- _Data_
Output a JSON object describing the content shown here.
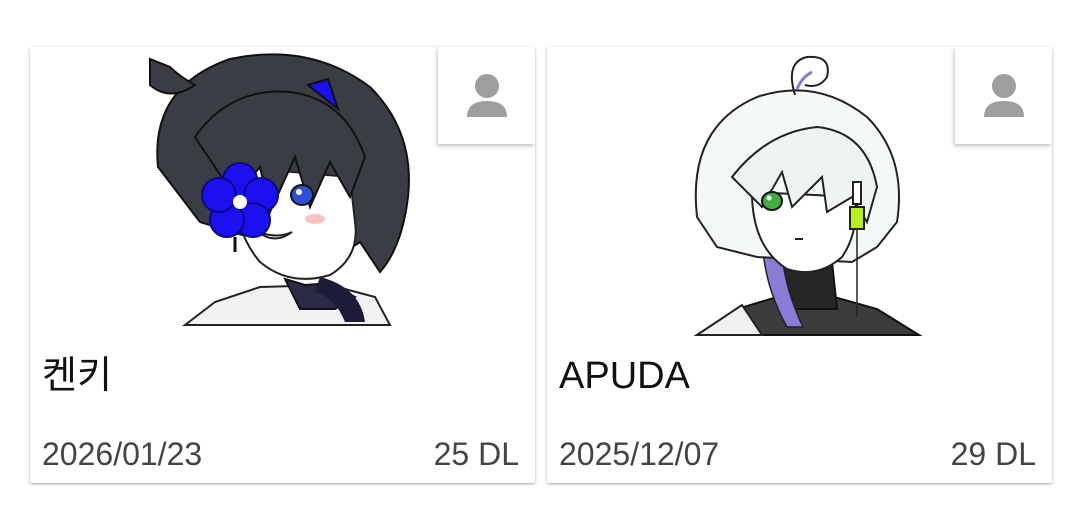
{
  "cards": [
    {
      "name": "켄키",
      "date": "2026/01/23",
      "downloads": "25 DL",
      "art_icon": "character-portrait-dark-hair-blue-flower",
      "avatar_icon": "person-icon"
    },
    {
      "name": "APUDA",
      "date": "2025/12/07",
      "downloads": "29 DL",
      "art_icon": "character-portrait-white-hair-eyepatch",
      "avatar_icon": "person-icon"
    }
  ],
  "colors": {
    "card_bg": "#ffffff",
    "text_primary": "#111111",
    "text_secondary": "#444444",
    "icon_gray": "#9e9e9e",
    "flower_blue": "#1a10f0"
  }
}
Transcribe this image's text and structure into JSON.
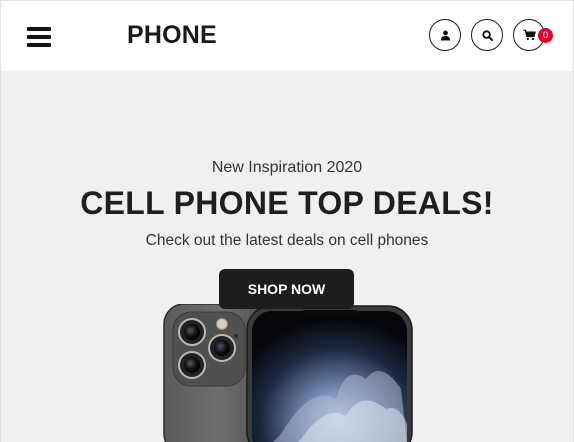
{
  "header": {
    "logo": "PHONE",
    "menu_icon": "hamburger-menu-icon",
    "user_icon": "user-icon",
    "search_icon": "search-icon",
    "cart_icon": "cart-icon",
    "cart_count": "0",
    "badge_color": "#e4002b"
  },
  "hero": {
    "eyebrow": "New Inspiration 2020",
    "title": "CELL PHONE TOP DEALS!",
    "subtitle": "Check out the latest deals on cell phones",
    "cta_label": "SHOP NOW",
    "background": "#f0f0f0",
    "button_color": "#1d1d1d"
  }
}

- _Exercise details_
Each record should be quoted exactly, with the images omitted.

- _Worked solution_
Output a JSON object describing the content shown here.
{
  "cards": [
    {
      "name": "켄키",
      "date": "2026/01/23",
      "downloads": "25 DL",
      "art_icon": "character-portrait-dark-hair-blue-flower",
      "avatar_icon": "person-icon"
    },
    {
      "name": "APUDA",
      "date": "2025/12/07",
      "downloads": "29 DL",
      "art_icon": "character-portrait-white-hair-eyepatch",
      "avatar_icon": "person-icon"
    }
  ],
  "colors": {
    "card_bg": "#ffffff",
    "text_primary": "#111111",
    "text_secondary": "#444444",
    "icon_gray": "#9e9e9e",
    "flower_blue": "#1a10f0"
  }
}
Transcribe this image's text and structure into JSON.
{
  "header": {
    "logo": "PHONE",
    "menu_icon": "hamburger-menu-icon",
    "user_icon": "user-icon",
    "search_icon": "search-icon",
    "cart_icon": "cart-icon",
    "cart_count": "0",
    "badge_color": "#e4002b"
  },
  "hero": {
    "eyebrow": "New Inspiration 2020",
    "title": "CELL PHONE TOP DEALS!",
    "subtitle": "Check out the latest deals on cell phones",
    "cta_label": "SHOP NOW",
    "background": "#f0f0f0",
    "button_color": "#1d1d1d"
  }
}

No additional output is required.